Data records

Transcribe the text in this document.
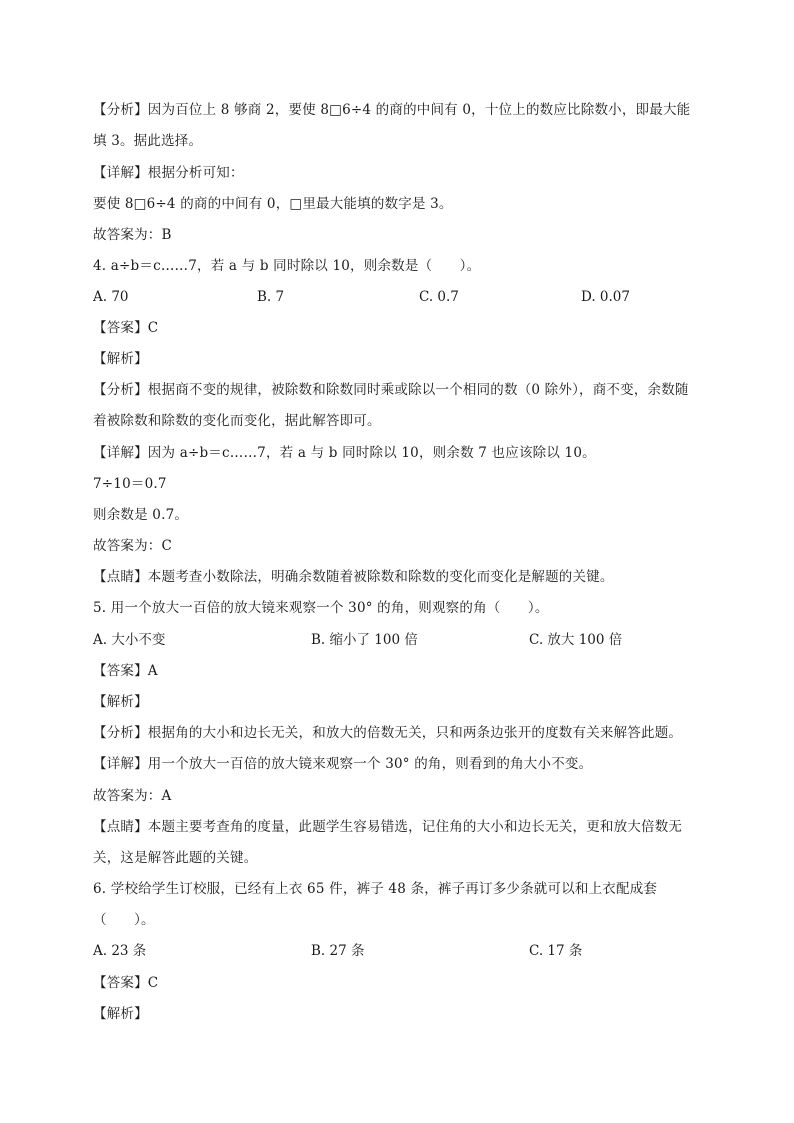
【分析】因为百位上 8 够商 2，要使 8□6÷4 的商的中间有 0，十位上的数应比除数小，即最大能
填 3。据此选择。
【详解】根据分析可知：
要使 8□6÷4 的商的中间有 0，□里最大能填的数字是 3。
故答案为：B
4. a÷b＝c……7，若 a 与 b 同时除以 10，则余数是（　　）。
A. 70	B. 7	C. 0.7	D. 0.07
【答案】C
【解析】
【分析】根据商不变的规律，被除数和除数同时乘或除以一个相同的数（0 除外），商不变，余数随
着被除数和除数的变化而变化，据此解答即可。
【详解】因为 a÷b＝c……7，若 a 与 b 同时除以 10，则余数 7 也应该除以 10。
7÷10＝0.7
则余数是 0.7。
故答案为：C
【点睛】本题考查小数除法，明确余数随着被除数和除数的变化而变化是解题的关键。
5. 用一个放大一百倍的放大镜来观察一个 30° 的角，则观察的角（　　）。
A. 大小不变	B. 缩小了 100 倍	C. 放大 100 倍
【答案】A
【解析】
【分析】根据角的大小和边长无关，和放大的倍数无关，只和两条边张开的度数有关来解答此题。
【详解】用一个放大一百倍的放大镜来观察一个 30° 的角，则看到的角大小不变。
故答案为：A
【点睛】本题主要考查角的度量，此题学生容易错选，记住角的大小和边长无关，更和放大倍数无
关，这是解答此题的关键。
6. 学校给学生订校服，已经有上衣 65 件，裤子 48 条，裤子再订多少条就可以和上衣配成套
（　　）。
A. 23 条	B. 27 条	C. 17 条
【答案】C
【解析】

▸ The request
A number is the only answer here: how many lines of the material above contain "同时除以"?

▸ Response to this task
2